WHAT YOU HAVE TO DO> Among the lines below, how many carry the string "ſiue"? Reply with a number and nothing else.

= = =

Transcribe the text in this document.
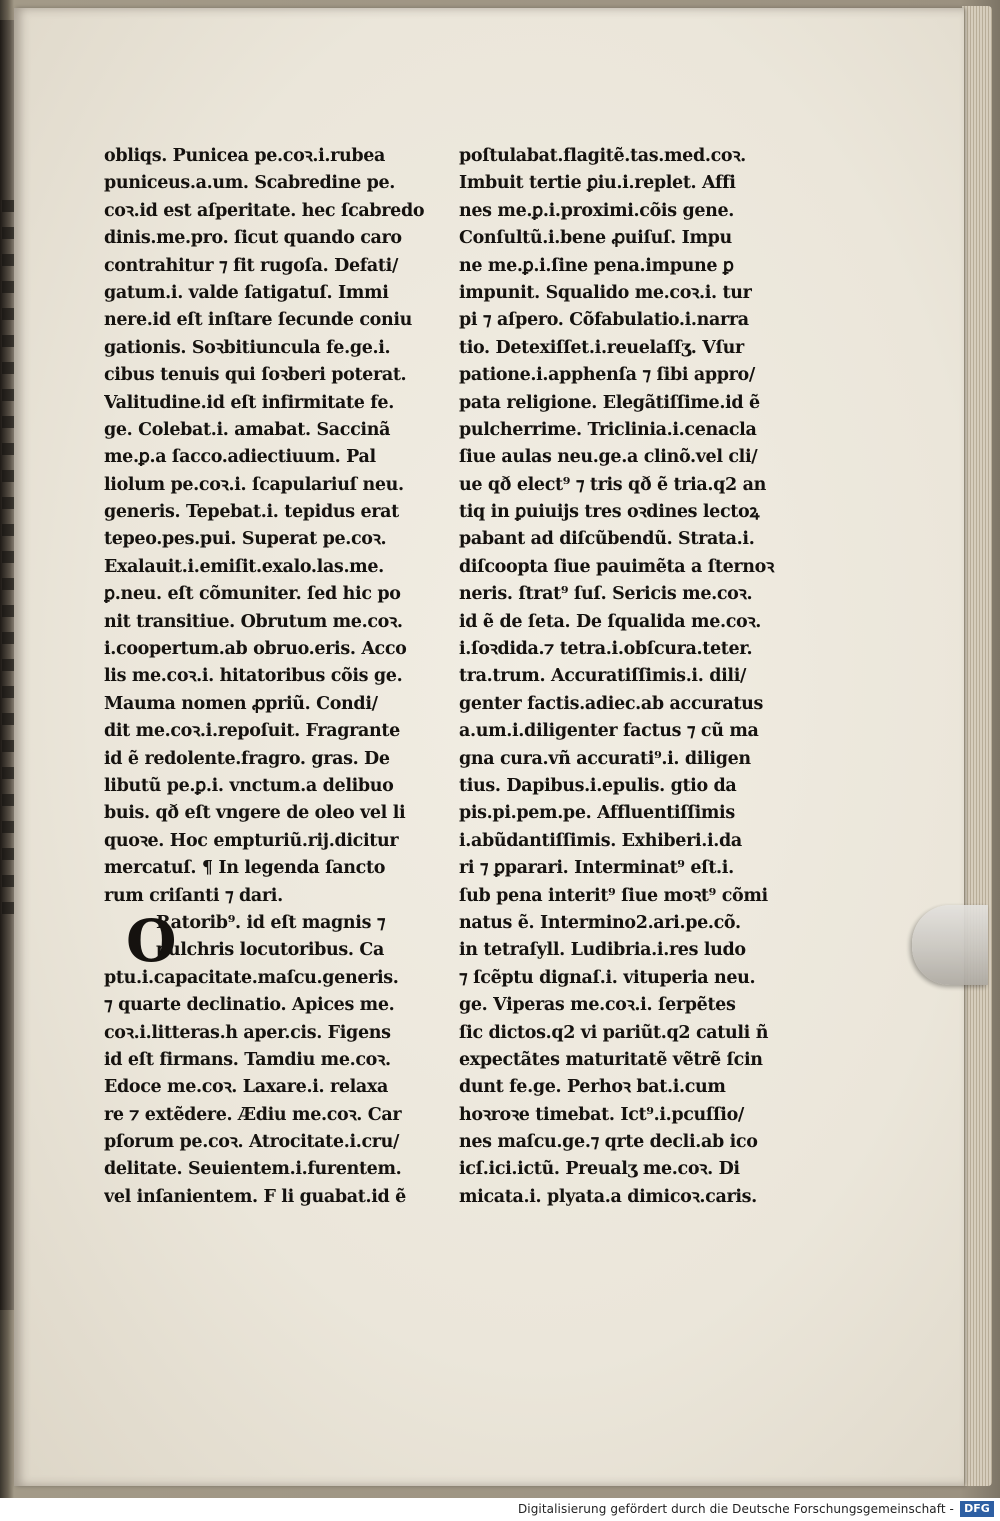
obliqs. Punicea pe.coꝛ.i.rubea
puniceus.a.um. Scabredine pe.
coꝛ.id est aſperitate. hec ſcabredo
dinis.me.pro. ſicut quando caro
contrahitur ⁊ fit rugoſa. Defati/
gatum.i. valde ſatigatuſ. Immi
nere.id eſt inſtare ſecunde coniu
gationis. Soꝛbitiuncula fe.ge.i.
cibus tenuis qui ſoꝛberi poterat.
Valitudine.id eſt infirmitate fe.
ge. Colebat.i. amabat. Saccinã
me.ꝑ.a ſacco.adiectiuum. Pal
liolum pe.coꝛ.i. ſcapulariuſ neu.
generis. Tepebat.i. tepidus erat
tepeo.pes.pui. Superat pe.coꝛ.
Exalauit.i.emiſit.exalo.las.me.
ꝑ.neu. eſt cõmuniter. ſed hic po
nit transitiue. Obrutum me.coꝛ.
i.coopertum.ab obruo.eris. Acco
lis me.coꝛ.i. hitatoribus cõis ge.
Mauma nomen ꝓpriũ. Condi/
dit me.coꝛ.i.repoſuit. Fragrante
id ẽ redolente.fragro. gras. De
libutũ pe.ꝑ.i. vnctum.a delibuo
buis. qð eſt vngere de oleo vel li
quoꝛe. Hoc empturiũ.rij.dicitur
mercatuſ. ¶ In legenda ſancto
rum criſanti ⁊ dari.
O
Ratorib⁹. id eſt magnis ⁊
pulchris locutoribus. Ca
ptu.i.capacitate.maſcu.generis.
⁊ quarte declinatio. Apices me.
coꝛ.i.litteras.h aper.cis. Figens
id eſt firmans. Tamdiu me.coꝛ.
Edoce me.coꝛ. Laxare.i. relaxa
re ⁊ extẽdere. Ædiu me.coꝛ. Car
pſorum pe.coꝛ. Atrocitate.i.cru/
delitate. Seuientem.i.furentem.
vel inſanientem. F li guabat.id ẽ
poſtulabat.flagitẽ.tas.med.coꝛ.
Imbuit tertie ꝑiu.i.replet. Affi
nes me.ꝑ.i.proximi.cõis gene.
Conſultũ.i.bene ꝓuiſuſ. Impu
ne me.ꝑ.i.ſine pena.impune ꝑ
impunit. Squalido me.coꝛ.i. tur
pi ⁊ aſpero. Cõfabulatio.i.narra
tio. Detexiſſet.i.reuelaſſʒ. Vſur
patione.i.apphenſa ⁊ ſibi appro/
pata religione. Elegãtiſſime.id ẽ
pulcherrime. Triclinia.i.cenacla
ſiue aulas neu.ge.a clinõ.vel cli/
ue qð elect⁹ ⁊ tris qð ẽ tria.q2 an
tiq in ꝑuiuijs tres oꝛdines lectoꝝ
pabant ad diſcũbendũ. Strata.i.
diſcoopta ſiue pauimẽta a ſternoꝛ
neris. ſtrat⁹ ſuſ. Sericis me.coꝛ.
id ẽ de ſeta. De ſqualida me.coꝛ.
i.ſoꝛdida.⁊ tetra.i.obſcura.teter.
tra.trum. Accuratiſſimis.i. dili/
genter factis.adiec.ab accuratus
a.um.i.diligenter factus ⁊ cũ ma
gna cura.vñ accurati⁹.i. diligen
tius. Dapibus.i.epulis. gtio da
pis.pi.pem.pe. Affluentiſſimis
i.abũdantiſſimis. Exhiberi.i.da
ri ⁊ ꝑparari. Interminat⁹ eſt.i.
ſub pena interit⁹ ſiue moꝛt⁹ cõmi
natus ẽ. Intermino2.ari.pe.cõ.
in tetraſyll. Ludibria.i.res ludo
⁊ ſcẽptu dignaſ.i. vituperia neu.
ge. Viperas me.coꝛ.i. ſerpẽtes
ſic dictos.q2 vi pariũt.q2 catuli ñ
expectãtes maturitatẽ vẽtrẽ ſcin
dunt fe.ge. Perhoꝛ bat.i.cum
hoꝛroꝛe timebat. Ict⁹.i.pcuſſio/
nes maſcu.ge.⁊ qrte decli.ab ico
icſ.ici.ictũ. Preualʒ me.coꝛ. Di
micata.i. plyata.a dimicoꝛ.caris.
Digitalisierung gefördert durch die Deutsche Forschungsgemeinschaft - DFG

= = =

REPLY TO THE TASK> 3